• **Extrait fourni**:
LES TRIBUNAUX ÉTRANGERS ET LE MÉCANISME DE COMPÉTENCE UNIVERSELLE

Un nouveau levier pour juger les violences sexuelles liées aux conflits

Les tribunaux de chaque Etat ont normalement compétence uniquement pour les crimes qui ont un lien avec cet Etat (le crime est commis sur le territoire, la victime ou l’auteur ont la nationalité du pays). Cependant, il existe pour les crimes internationaux un mécanisme particulier qui permet aux tribunaux d’un Etat de se saisir d'une affaire, quels que soient la nationalité de l’auteur ou de la victime, et l'endroit où ils ont été commis : c’est le mécanisme de la compétence universelle. Cela repose sur l’idée que ces crimes sont si graves que chaque Etat doit pouvoir les juger.

Ce mécanisme diffère en fonction des Etats et de la législation nationale, et impose des critères plus ou moins stricts pour permettre de juger ces crimes. Selon les législations nationales, un lien avec l'Etat est tout de même exigé, il faut alors que l’accusé réside ou soit présent sur le territoire. Des pays tels que l’Allemagne, la Belgique ou encore l’Angleterre ont été précurseurs en la matière, ce qui leur a permis de juger des auteurs de crimes internationaux.

• **Détails de l'exercice**: Résumez sous forme de liste le paragraphe de l'extrait fourni qui commence par « Les tribunaux de chaque Etat », en gardant ses faits principaux.

Entrées enregistrées:

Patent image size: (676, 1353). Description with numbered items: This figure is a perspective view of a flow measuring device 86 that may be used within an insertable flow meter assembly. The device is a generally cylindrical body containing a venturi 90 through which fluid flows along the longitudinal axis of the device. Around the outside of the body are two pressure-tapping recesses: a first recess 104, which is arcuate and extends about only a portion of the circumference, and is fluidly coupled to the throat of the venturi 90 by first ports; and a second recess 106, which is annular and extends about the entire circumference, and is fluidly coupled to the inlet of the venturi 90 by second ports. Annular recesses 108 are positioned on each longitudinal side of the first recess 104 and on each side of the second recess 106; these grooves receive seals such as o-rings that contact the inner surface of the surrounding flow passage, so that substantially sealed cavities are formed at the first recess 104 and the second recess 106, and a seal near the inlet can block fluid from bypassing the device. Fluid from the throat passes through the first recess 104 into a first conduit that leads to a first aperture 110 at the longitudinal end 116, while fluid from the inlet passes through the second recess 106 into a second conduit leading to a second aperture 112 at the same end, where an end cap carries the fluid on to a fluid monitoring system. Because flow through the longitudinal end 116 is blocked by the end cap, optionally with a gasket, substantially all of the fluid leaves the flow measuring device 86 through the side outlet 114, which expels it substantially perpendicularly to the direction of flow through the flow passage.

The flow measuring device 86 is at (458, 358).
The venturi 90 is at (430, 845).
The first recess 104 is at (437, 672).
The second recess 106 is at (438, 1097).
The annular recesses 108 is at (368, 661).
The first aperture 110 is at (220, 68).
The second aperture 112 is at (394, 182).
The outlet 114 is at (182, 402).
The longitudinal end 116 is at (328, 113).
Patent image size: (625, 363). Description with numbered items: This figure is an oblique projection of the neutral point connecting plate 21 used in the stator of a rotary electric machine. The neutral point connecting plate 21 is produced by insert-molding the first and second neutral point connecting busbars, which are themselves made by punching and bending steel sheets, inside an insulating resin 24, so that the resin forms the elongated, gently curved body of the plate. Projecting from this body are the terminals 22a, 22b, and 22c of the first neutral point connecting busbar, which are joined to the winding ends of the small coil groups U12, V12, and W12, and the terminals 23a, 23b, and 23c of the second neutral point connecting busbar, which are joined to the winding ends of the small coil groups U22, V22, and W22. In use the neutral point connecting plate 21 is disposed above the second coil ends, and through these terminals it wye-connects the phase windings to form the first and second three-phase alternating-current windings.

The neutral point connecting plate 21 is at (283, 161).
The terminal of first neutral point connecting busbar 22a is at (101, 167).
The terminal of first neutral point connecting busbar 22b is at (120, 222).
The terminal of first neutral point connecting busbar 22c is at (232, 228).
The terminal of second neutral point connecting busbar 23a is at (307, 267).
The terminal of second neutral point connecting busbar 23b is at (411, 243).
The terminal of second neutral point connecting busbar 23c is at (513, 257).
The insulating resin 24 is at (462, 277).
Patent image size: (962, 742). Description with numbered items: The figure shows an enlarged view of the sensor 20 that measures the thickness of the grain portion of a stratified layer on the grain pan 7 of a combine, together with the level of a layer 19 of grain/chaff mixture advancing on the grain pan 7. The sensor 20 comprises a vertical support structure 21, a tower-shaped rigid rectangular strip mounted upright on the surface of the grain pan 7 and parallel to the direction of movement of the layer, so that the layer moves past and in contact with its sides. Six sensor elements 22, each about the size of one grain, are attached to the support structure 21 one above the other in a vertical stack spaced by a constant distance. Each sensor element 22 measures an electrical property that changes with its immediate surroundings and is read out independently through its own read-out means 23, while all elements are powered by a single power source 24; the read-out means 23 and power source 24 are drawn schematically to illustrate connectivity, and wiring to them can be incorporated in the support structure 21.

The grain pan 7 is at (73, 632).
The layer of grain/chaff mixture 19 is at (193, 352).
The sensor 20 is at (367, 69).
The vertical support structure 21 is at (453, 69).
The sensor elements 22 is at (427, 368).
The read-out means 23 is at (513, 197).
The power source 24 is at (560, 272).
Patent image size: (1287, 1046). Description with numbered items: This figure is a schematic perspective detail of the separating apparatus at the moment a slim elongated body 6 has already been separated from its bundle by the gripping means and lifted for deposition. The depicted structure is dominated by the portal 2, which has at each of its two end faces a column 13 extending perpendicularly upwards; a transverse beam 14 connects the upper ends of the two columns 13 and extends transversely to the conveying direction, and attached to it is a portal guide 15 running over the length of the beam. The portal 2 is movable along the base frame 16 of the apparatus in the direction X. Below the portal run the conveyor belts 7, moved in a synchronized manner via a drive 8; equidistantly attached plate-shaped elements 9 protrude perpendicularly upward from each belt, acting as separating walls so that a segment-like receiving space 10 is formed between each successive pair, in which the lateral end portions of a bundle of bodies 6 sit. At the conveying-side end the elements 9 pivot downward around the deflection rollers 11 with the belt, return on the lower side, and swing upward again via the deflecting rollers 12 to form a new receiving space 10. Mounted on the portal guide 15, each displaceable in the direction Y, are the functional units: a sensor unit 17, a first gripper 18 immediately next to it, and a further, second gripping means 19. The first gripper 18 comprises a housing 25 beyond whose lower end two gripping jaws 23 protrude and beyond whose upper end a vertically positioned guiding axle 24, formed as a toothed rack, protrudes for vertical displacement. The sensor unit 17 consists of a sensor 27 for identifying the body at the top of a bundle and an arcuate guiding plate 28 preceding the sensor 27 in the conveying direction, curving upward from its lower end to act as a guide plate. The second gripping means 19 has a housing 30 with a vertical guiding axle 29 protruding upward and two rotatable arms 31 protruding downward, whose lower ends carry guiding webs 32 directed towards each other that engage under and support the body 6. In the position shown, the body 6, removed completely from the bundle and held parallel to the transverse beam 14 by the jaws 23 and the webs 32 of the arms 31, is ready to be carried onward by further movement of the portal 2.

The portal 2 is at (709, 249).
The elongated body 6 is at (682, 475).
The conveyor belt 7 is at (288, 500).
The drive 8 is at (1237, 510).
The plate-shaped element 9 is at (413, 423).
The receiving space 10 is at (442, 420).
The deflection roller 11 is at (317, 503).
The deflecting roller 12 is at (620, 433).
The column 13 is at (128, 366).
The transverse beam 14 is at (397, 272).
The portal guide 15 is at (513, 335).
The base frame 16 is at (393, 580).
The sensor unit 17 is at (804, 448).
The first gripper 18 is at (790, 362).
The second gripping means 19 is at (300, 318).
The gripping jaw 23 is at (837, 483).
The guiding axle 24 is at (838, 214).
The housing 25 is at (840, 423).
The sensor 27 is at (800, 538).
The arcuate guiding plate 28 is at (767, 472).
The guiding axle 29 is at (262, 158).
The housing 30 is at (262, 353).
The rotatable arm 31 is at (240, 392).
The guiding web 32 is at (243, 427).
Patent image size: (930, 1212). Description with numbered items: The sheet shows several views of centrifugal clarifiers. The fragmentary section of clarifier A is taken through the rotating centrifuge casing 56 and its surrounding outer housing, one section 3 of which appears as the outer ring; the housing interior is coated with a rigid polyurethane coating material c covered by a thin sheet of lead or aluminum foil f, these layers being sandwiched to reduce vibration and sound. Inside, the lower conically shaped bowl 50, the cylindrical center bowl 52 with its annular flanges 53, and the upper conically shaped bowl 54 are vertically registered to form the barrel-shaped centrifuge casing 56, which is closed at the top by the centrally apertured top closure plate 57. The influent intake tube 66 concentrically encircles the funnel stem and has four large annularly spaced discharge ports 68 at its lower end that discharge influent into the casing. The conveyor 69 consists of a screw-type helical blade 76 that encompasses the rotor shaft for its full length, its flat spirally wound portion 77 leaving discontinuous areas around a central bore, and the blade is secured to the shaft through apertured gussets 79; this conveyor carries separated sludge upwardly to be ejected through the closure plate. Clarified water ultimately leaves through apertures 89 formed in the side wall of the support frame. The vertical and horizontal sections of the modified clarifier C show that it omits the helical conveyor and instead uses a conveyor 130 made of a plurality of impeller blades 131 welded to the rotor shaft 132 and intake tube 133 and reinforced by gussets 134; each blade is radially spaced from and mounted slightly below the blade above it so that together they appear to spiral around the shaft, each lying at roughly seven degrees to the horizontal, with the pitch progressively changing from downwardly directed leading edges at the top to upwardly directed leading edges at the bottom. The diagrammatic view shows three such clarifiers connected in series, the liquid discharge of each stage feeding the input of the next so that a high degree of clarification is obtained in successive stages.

• **Réponse complète**:
- En principe, les tribunaux d'un État ne jugent que les crimes liés à cet État : crime commis sur son territoire, ou victime ou auteur ayant sa nationalité.
- Pour les crimes internationaux, le mécanisme de la compétence universelle permet aux tribunaux d'un État de se saisir d'une affaire, quels que soient la nationalité de l'auteur ou de la victime et le lieu où les crimes ont été commis.
- Ce mécanisme repose sur l'idée que ces crimes sont si graves que chaque État doit pouvoir les juger.